TEXTO APRESENTADO:
____________________
Há 8 anos, no dia 2/10/17, Florianópolis, a UFSC, o Brasil e o Mundo (intelectual e acadêmico) receberam, perplexos, a notícia da morte de Luiz Carlos Cancellier de Olivo, em um triste e devastador episódio de suicídio. Um ponto final na vida terrena de quem se sentia sufocado pela humilhação de um processo penal espetacularizado, perseguidor e injusto.
À época, a incredulidade inicial dos fatos convergia com a revolta de quem viu sucumbir às agruras de uma condução persecutória algoz - por parte de quem deveria zelar pelas fundações Constitucionais, como a presunção de inocência, a dignidade da pessoa humana, a legalidade, o contraditório e a ampla defesa - aquele homem, professor, jurista e jornalista, pai e filho. Filho de uma costureira e um operário. Filho da UFSC. De quem viu (e se viu) na academia a razão dos seus porquês, como no livro “Em Busca de Sentido: Um psicólogo no campo de concentração”, do judeu Viktor Frankl, escritor e psiquiatra que sobreviveu ao holocausto.
Só quem experienciou algum tipo de imputação mentirosa, injusta, vil, excessiva e covarde contra si, compreende o amargor de suas palavras desacreditadas, a visão míope da sua honra sendo posta à mesa da dúvida e da surdez da revolta ao ouvir sua trajetória distorcida sendo reverberada na imprensa pelas falácias contadas por quem não detém predicados éticos. “Ouvidos moucos”? De quem?!
Falar de Cau, como carinhosamente era conhecido pelos seus, é difícil e impõe responsabilidades, respeito e zelo; como no processo penal.
____________________
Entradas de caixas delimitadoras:
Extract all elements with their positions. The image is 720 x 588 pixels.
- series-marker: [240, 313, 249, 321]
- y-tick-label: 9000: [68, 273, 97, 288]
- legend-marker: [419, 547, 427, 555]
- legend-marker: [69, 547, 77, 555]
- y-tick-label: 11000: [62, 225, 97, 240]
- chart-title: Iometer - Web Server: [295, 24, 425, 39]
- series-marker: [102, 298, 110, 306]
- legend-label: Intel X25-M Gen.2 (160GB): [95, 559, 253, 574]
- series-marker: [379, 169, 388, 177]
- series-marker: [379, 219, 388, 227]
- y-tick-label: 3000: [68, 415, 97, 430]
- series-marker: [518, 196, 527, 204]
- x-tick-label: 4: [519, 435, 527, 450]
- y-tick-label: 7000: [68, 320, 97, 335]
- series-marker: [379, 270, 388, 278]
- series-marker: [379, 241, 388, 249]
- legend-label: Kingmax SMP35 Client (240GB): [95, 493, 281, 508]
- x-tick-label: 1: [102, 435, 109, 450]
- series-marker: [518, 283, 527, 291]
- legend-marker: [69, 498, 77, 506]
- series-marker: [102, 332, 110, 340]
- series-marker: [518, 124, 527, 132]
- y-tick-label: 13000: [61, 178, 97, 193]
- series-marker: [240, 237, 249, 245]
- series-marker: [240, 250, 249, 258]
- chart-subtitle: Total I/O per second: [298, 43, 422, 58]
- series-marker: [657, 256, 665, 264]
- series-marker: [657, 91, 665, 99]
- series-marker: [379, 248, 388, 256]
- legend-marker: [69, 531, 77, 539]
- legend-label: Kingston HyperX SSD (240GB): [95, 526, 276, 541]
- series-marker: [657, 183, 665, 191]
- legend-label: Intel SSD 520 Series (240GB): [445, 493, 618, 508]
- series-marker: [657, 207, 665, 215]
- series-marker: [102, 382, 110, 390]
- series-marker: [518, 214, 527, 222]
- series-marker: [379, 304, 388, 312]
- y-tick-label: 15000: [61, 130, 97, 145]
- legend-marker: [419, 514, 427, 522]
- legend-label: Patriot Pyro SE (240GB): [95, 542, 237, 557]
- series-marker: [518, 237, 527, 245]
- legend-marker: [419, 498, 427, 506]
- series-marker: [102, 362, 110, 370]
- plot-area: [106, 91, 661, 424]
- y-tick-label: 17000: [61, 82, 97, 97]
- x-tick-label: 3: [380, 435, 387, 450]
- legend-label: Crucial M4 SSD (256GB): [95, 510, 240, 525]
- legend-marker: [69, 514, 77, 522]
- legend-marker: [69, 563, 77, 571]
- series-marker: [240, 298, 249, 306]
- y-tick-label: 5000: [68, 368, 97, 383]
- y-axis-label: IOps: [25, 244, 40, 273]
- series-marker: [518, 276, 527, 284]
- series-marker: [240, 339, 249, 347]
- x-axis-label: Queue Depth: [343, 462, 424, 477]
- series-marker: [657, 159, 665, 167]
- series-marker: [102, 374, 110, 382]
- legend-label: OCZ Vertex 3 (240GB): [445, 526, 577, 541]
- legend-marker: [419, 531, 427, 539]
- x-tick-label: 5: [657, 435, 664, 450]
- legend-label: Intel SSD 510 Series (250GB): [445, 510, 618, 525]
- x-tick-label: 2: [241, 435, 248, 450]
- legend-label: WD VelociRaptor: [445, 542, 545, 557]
____________________
TAREFAS DO EXERCÍCIO:
[1] Transcreva as entradas sem alterações, desde a primeira linha até a linha que contém "- series-marker: [102, 382, 110, 390]", incluindo essa linha.
[2] Prossiga com o texto sobre a morte de Luiz Carlos Cancellier de Olivo a partir do ponto em que ele termina.
O texto e as entradas não têm nenhuma relação entre si.

CONJUNTO DE RESPOSTAS:
[1]
Extract all elements with their positions. The image is 720 x 588 pixels.
- series-marker: [240, 313, 249, 321]
- y-tick-label: 9000: [68, 273, 97, 288]
- legend-marker: [419, 547, 427, 555]
- legend-marker: [69, 547, 77, 555]
- y-tick-label: 11000: [62, 225, 97, 240]
- chart-title: Iometer - Web Server: [295, 24, 425, 39]
- series-marker: [102, 298, 110, 306]
- legend-label: Intel X25-M Gen.2 (160GB): [95, 559, 253, 574]
- series-marker: [379, 169, 388, 177]
- series-marker: [379, 219, 388, 227]
- y-tick-label: 3000: [68, 415, 97, 430]
- series-marker: [518, 196, 527, 204]
- x-tick-label: 4: [519, 435, 527, 450]
- y-tick-label: 7000: [68, 320, 97, 335]
- series-marker: [379, 270, 388, 278]
- series-marker: [379, 241, 388, 249]
- legend-label: Kingmax SMP35 Client (240GB): [95, 493, 281, 508]
- x-tick-label: 1: [102, 435, 109, 450]
- series-marker: [518, 283, 527, 291]
- legend-marker: [69, 498, 77, 506]
- series-marker: [102, 332, 110, 340]
- series-marker: [518, 124, 527, 132]
- y-tick-label: 13000: [61, 178, 97, 193]
- series-marker: [240, 237, 249, 245]
- series-marker: [240, 250, 249, 258]
- chart-subtitle: Total I/O per second: [298, 43, 422, 58]
- series-marker: [657, 256, 665, 264]
- series-marker: [657, 91, 665, 99]
- series-marker: [379, 248, 388, 256]
- legend-marker: [69, 531, 77, 539]
- legend-label: Kingston HyperX SSD (240GB): [95, 526, 276, 541]
- series-marker: [657, 183, 665, 191]
- legend-label: Intel SSD 520 Series (240GB): [445, 493, 618, 508]
- series-marker: [657, 207, 665, 215]
- series-marker: [102, 382, 110, 390]

[2]
Por isso, ao refletir se deveria ou não tornar a escrever sobre o doutor Cancellier, busquei aconselhamento junto a um daqueles amigos que a vida nos presenteia: um homem reto, de sábias palavras, generoso, incentivador e, obviamente, por quem nutro profunda admiração e respeito.
Assim, indaguei ao advogado doutor Ricardo José da Rosa se seria oportuno e sensato escrever um novo artigo sobre o exmo. senhor reitor Cancellier. Afinal, não queria, de forma alguma, ofender os familiares e amigos com a lembrança indesejada dessa tragédia.
Eis que, no alto de sua serenidade, graduado em Direito pela UFSC de Cancellier, no ano de 1972, escritor reconhecido e imortal fundador da venerável Academia Catarinense de Letras Jurídicas, a ACALEJ - onde Luiz Carlos Cancellier de Olivo ocupava honrosamente a cadeira 8 -, o jurista doutor Ricardo José da Rosa me disse que não havia nada mais atroz na história da humanidade do que o holocausto e, nem por isso, deveríamos esquecer o assunto. Pelo contrário! Era nosso dever lembrar, como forma de resistir e impedir que algo assim ocorresse novamente; como no caso de Cancellier.
De fato, a memória, ao longo da história, nunca foi mero registro do que já foi; é meio, é desafio e horizonte! Logo, falar do Holocausto não é celebrar a dor, mas obrigar-nos a enfrentar a prática do mal e as formas de sua banalização. De igual modo, revisitar a morte de Luiz Carlos Cancellier de Olivo - tragédia marcada por uma espetacularização penal implacável - é recusar o silêncio e afirmar, com coragem, que certas formas de violação da dignidade humana não se apagam pelo tempo! E nem devem!
Frisa-se que não se objetiva, aqui, fazer analogias irresponsáveis ou panfletárias entre magnitudes incomensuráveis: o holocausto, com sua dimensão antropológica de genocídio, e o episódio de Cancellier, com suas raízes num sistema jurídico e midiático nacional. Mas, inevitavelmente, questiona-se: que lições o holocausto - como paradigma da memória e da resistência - pode ensinar a quem deseja que o Direito Penal não repita suas liturgias cruéis?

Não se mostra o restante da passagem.